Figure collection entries
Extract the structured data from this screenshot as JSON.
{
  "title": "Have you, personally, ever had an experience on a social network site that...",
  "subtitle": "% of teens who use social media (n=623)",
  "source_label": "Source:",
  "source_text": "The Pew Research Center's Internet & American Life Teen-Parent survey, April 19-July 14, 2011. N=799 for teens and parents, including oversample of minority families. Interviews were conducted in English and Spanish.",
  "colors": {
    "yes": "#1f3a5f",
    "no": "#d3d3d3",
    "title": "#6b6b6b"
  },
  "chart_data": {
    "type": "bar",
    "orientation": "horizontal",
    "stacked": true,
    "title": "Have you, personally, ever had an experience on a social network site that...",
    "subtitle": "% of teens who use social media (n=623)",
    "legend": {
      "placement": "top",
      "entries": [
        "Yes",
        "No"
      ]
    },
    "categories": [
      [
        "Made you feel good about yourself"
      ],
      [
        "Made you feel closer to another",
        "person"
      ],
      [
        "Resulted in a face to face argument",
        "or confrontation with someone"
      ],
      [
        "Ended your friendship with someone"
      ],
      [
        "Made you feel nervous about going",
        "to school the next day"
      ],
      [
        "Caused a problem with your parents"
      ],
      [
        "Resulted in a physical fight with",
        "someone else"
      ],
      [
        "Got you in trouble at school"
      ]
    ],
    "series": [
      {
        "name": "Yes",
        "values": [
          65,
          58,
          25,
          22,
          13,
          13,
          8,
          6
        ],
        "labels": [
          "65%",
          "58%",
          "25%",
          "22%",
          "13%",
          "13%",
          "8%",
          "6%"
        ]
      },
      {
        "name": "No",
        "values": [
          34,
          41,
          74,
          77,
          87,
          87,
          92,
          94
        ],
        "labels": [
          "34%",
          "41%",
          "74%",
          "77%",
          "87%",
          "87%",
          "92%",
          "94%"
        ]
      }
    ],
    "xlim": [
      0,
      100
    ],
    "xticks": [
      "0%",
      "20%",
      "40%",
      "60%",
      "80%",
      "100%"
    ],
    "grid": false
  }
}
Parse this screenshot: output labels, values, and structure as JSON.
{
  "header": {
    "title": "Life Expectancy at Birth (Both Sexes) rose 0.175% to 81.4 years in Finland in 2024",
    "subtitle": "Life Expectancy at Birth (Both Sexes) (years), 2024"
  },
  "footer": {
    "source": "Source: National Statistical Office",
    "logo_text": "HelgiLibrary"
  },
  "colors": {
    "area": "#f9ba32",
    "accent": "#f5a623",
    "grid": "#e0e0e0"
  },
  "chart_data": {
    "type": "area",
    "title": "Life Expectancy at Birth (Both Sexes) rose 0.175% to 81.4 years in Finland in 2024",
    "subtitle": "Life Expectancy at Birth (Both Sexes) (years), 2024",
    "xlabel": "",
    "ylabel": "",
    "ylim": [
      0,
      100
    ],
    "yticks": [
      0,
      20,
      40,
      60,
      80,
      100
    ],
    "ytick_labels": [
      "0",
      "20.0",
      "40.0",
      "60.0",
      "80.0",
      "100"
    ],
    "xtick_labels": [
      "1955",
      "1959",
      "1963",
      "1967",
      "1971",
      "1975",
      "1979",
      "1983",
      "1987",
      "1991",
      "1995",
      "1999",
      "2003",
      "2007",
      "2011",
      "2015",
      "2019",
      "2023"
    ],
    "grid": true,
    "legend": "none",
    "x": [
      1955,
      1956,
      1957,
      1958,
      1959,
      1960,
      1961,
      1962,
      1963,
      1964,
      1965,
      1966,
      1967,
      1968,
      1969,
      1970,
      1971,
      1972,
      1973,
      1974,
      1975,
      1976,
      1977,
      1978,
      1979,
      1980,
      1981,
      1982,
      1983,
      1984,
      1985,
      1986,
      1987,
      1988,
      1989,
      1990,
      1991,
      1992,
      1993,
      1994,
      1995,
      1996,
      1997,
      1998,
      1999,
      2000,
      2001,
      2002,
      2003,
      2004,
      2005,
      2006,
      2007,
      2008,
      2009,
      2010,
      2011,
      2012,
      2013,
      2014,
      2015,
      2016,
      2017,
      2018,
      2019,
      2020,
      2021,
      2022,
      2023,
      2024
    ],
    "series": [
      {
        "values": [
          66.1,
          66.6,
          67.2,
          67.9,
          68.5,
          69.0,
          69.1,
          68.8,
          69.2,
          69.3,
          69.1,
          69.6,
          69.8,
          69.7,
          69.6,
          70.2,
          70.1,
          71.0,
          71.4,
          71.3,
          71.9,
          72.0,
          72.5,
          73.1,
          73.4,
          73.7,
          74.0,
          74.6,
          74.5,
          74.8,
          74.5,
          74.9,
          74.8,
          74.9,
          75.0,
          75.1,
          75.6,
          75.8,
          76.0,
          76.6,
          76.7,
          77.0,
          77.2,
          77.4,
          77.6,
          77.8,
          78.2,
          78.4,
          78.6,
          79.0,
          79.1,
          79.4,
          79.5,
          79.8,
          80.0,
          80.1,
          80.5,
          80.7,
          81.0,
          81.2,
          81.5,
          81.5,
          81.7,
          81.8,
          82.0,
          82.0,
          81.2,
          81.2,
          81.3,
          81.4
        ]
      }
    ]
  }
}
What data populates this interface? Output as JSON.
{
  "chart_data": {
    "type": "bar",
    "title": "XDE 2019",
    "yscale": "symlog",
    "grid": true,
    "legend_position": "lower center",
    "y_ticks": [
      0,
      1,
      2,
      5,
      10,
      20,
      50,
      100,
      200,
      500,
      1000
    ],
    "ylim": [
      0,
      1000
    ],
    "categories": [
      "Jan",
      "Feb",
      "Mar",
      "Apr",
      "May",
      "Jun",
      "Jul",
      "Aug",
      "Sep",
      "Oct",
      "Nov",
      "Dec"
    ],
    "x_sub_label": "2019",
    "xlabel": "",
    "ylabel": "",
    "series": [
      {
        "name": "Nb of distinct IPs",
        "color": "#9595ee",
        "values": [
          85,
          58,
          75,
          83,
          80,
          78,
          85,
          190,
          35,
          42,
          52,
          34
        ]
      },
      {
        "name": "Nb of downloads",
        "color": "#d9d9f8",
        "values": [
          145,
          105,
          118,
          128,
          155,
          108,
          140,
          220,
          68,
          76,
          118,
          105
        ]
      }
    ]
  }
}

EXERCISE DETAILS
Filter the listing above for the string "Resulted" and copy every matching line.

EXERCISE ANSWER
        "Resulted in a face to face argument",
        "Resulted in a physical fight with",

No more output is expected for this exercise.